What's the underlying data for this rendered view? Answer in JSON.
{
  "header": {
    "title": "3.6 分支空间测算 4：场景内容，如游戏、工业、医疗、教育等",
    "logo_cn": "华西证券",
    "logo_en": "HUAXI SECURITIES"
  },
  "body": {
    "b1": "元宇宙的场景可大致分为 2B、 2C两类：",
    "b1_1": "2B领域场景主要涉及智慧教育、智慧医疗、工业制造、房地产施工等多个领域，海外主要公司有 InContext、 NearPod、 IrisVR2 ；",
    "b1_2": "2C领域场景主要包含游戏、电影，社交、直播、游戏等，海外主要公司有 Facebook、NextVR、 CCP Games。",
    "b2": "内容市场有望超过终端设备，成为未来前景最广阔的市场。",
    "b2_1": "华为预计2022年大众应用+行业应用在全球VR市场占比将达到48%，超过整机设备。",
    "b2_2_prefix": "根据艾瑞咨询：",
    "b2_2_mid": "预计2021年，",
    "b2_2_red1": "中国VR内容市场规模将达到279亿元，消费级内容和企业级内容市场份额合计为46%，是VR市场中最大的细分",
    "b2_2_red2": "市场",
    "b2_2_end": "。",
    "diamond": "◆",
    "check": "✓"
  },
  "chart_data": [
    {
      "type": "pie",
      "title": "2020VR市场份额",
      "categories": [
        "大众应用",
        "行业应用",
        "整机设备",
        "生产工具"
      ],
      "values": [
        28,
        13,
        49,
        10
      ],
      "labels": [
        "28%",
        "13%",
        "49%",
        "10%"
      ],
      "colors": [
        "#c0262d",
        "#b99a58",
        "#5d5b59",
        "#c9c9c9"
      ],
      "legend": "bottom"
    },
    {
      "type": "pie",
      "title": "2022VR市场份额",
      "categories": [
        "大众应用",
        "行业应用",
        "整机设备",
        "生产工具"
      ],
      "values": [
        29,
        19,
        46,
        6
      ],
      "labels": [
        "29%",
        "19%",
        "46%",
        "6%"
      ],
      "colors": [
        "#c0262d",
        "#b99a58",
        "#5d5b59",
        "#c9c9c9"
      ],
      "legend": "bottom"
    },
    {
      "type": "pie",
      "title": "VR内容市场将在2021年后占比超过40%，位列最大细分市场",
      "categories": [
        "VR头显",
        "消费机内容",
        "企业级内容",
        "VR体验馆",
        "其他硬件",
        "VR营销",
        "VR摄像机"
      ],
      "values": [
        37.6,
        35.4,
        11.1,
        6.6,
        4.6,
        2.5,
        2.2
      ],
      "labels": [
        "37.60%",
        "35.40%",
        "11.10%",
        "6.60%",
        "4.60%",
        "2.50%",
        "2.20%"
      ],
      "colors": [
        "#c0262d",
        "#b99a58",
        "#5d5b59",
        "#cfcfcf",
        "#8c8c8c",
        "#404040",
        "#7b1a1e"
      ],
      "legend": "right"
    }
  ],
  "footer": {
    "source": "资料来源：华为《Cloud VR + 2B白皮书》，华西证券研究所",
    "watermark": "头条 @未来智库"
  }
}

· · · · · · ·

* [The problem]:
Each record must be repeated exactly as it is.

* [Output for this task]:
What's the underlying data for this rendered view? Answer in JSON.
{
  "header": {
    "title": "3.6 分支空间测算 4：场景内容，如游戏、工业、医疗、教育等",
    "logo_cn": "华西证券",
    "logo_en": "HUAXI SECURITIES"
  },
  "body": {
    "b1": "元宇宙的场景可大致分为 2B、 2C两类：",
    "b1_1": "2B领域场景主要涉及智慧教育、智慧医疗、工业制造、房地产施工等多个领域，海外主要公司有 InContext、 NearPod、 IrisVR2 ；",
    "b1_2": "2C领域场景主要包含游戏、电影，社交、直播、游戏等，海外主要公司有 Facebook、NextVR、 CCP Games。",
    "b2": "内容市场有望超过终端设备，成为未来前景最广阔的市场。",
    "b2_1": "华为预计2022年大众应用+行业应用在全球VR市场占比将达到48%，超过整机设备。",
    "b2_2_prefix": "根据艾瑞咨询：",
    "b2_2_mid": "预计2021年，",
    "b2_2_red1": "中国VR内容市场规模将达到279亿元，消费级内容和企业级内容市场份额合计为46%，是VR市场中最大的细分",
    "b2_2_red2": "市场",
    "b2_2_end": "。",
    "diamond": "◆",
    "check": "✓"
  },
  "chart_data": [
    {
      "type": "pie",
      "title": "2020VR市场份额",
      "categories": [
        "大众应用",
        "行业应用",
        "整机设备",
        "生产工具"
      ],
      "values": [
        28,
        13,
        49,
        10
      ],
      "labels": [
        "28%",
        "13%",
        "49%",
        "10%"
      ],
      "colors": [
        "#c0262d",
        "#b99a58",
        "#5d5b59",
        "#c9c9c9"
      ],
      "legend": "bottom"
    },
    {
      "type": "pie",
      "title": "2022VR市场份额",
      "categories": [
        "大众应用",
        "行业应用",
        "整机设备",
        "生产工具"
      ],
      "values": [
        29,
        19,
        46,
        6
      ],
      "labels": [
        "29%",
        "19%",
        "46%",
        "6%"
      ],
      "colors": [
        "#c0262d",
        "#b99a58",
        "#5d5b59",
        "#c9c9c9"
      ],
      "legend": "bottom"
    },
    {
      "type": "pie",
      "title": "VR内容市场将在2021年后占比超过40%，位列最大细分市场",
      "categories": [
        "VR头显",
        "消费机内容",
        "企业级内容",
        "VR体验馆",
        "其他硬件",
        "VR营销",
        "VR摄像机"
      ],
      "values": [
        37.6,
        35.4,
        11.1,
        6.6,
        4.6,
        2.5,
        2.2
      ],
      "labels": [
        "37.60%",
        "35.40%",
        "11.10%",
        "6.60%",
        "4.60%",
        "2.50%",
        "2.20%"
      ],
      "colors": [
        "#c0262d",
        "#b99a58",
        "#5d5b59",
        "#cfcfcf",
        "#8c8c8c",
        "#404040",
        "#7b1a1e"
      ],
      "legend": "right"
    }
  ],
  "footer": {
    "source": "资料来源：华为《Cloud VR + 2B白皮书》，华西证券研究所",
    "watermark": "头条 @未来智库"
  }
}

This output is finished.